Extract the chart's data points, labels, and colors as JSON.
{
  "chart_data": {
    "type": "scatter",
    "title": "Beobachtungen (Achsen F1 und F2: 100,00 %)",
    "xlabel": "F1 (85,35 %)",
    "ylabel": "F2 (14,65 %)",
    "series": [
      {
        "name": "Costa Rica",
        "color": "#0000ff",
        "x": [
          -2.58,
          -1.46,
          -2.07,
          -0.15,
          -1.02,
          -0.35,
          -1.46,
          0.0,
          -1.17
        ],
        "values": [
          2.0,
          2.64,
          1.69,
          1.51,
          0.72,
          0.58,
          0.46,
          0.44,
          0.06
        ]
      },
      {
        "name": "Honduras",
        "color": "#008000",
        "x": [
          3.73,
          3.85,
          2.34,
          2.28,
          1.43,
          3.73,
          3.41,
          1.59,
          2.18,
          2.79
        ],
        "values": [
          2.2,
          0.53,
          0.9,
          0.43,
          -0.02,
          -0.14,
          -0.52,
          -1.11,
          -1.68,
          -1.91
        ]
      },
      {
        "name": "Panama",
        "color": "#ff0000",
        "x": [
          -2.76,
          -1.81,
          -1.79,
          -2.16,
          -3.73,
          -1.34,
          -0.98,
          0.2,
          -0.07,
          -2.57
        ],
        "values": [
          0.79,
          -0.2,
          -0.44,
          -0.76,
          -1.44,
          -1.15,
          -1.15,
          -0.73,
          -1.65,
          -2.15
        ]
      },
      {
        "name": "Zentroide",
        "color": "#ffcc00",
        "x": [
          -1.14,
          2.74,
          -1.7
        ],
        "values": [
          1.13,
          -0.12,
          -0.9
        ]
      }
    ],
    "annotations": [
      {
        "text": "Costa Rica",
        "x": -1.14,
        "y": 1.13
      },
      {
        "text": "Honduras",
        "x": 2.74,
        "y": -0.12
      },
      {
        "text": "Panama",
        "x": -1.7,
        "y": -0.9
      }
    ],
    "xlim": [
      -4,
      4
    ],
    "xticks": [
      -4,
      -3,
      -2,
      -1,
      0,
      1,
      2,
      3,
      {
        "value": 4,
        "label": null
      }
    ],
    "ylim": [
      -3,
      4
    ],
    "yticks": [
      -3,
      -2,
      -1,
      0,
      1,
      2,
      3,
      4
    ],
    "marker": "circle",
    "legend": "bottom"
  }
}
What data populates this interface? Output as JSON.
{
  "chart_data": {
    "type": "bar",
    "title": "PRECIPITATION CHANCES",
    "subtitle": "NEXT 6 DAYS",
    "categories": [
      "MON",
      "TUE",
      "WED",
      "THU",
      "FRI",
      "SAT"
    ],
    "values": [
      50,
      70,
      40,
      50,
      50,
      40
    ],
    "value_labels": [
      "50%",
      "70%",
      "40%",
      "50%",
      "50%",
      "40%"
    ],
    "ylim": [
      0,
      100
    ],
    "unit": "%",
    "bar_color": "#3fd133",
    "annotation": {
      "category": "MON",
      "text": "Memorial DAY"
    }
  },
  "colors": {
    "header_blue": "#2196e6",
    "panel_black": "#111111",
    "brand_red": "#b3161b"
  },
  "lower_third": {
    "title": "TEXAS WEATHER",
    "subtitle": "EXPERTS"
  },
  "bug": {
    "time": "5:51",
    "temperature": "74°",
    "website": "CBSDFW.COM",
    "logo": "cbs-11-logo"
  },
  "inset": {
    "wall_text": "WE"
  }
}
== == ==
TASK TO CARRY OUT.
Take the lines above and retype all of them exactly.

RESULT OF THIS TASK.
Extract the chart's data points, labels, and colors as JSON.
{
  "chart_data": {
    "type": "scatter",
    "title": "Beobachtungen (Achsen F1 und F2: 100,00 %)",
    "xlabel": "F1 (85,35 %)",
    "ylabel": "F2 (14,65 %)",
    "series": [
      {
        "name": "Costa Rica",
        "color": "#0000ff",
        "x": [
          -2.58,
          -1.46,
          -2.07,
          -0.15,
          -1.02,
          -0.35,
          -1.46,
          0.0,
          -1.17
        ],
        "values": [
          2.0,
          2.64,
          1.69,
          1.51,
          0.72,
          0.58,
          0.46,
          0.44,
          0.06
        ]
      },
      {
        "name": "Honduras",
        "color": "#008000",
        "x": [
          3.73,
          3.85,
          2.34,
          2.28,
          1.43,
          3.73,
          3.41,
          1.59,
          2.18,
          2.79
        ],
        "values": [
          2.2,
          0.53,
          0.9,
          0.43,
          -0.02,
          -0.14,
          -0.52,
          -1.11,
          -1.68,
          -1.91
        ]
      },
      {
        "name": "Panama",
        "color": "#ff0000",
        "x": [
          -2.76,
          -1.81,
          -1.79,
          -2.16,
          -3.73,
          -1.34,
          -0.98,
          0.2,
          -0.07,
          -2.57
        ],
        "values": [
          0.79,
          -0.2,
          -0.44,
          -0.76,
          -1.44,
          -1.15,
          -1.15,
          -0.73,
          -1.65,
          -2.15
        ]
      },
      {
        "name": "Zentroide",
        "color": "#ffcc00",
        "x": [
          -1.14,
          2.74,
          -1.7
        ],
        "values": [
          1.13,
          -0.12,
          -0.9
        ]
      }
    ],
    "annotations": [
      {
        "text": "Costa Rica",
        "x": -1.14,
        "y": 1.13
      },
      {
        "text": "Honduras",
        "x": 2.74,
        "y": -0.12
      },
      {
        "text": "Panama",
        "x": -1.7,
        "y": -0.9
      }
    ],
    "xlim": [
      -4,
      4
    ],
    "xticks": [
      -4,
      -3,
      -2,
      -1,
      0,
      1,
      2,
      3,
      {
        "value": 4,
        "label": null
      }
    ],
    "ylim": [
      -3,
      4
    ],
    "yticks": [
      -3,
      -2,
      -1,
      0,
      1,
      2,
      3,
      4
    ],
    "marker": "circle",
    "legend": "bottom"
  }
}
What data populates this interface? Output as JSON.
{
  "chart_data": {
    "type": "bar",
    "title": "PRECIPITATION CHANCES",
    "subtitle": "NEXT 6 DAYS",
    "categories": [
      "MON",
      "TUE",
      "WED",
      "THU",
      "FRI",
      "SAT"
    ],
    "values": [
      50,
      70,
      40,
      50,
      50,
      40
    ],
    "value_labels": [
      "50%",
      "70%",
      "40%",
      "50%",
      "50%",
      "40%"
    ],
    "ylim": [
      0,
      100
    ],
    "unit": "%",
    "bar_color": "#3fd133",
    "annotation": {
      "category": "MON",
      "text": "Memorial DAY"
    }
  },
  "colors": {
    "header_blue": "#2196e6",
    "panel_black": "#111111",
    "brand_red": "#b3161b"
  },
  "lower_third": {
    "title": "TEXAS WEATHER",
    "subtitle": "EXPERTS"
  },
  "bug": {
    "time": "5:51",
    "temperature": "74°",
    "website": "CBSDFW.COM",
    "logo": "cbs-11-logo"
  },
  "inset": {
    "wall_text": "WE"
  }
}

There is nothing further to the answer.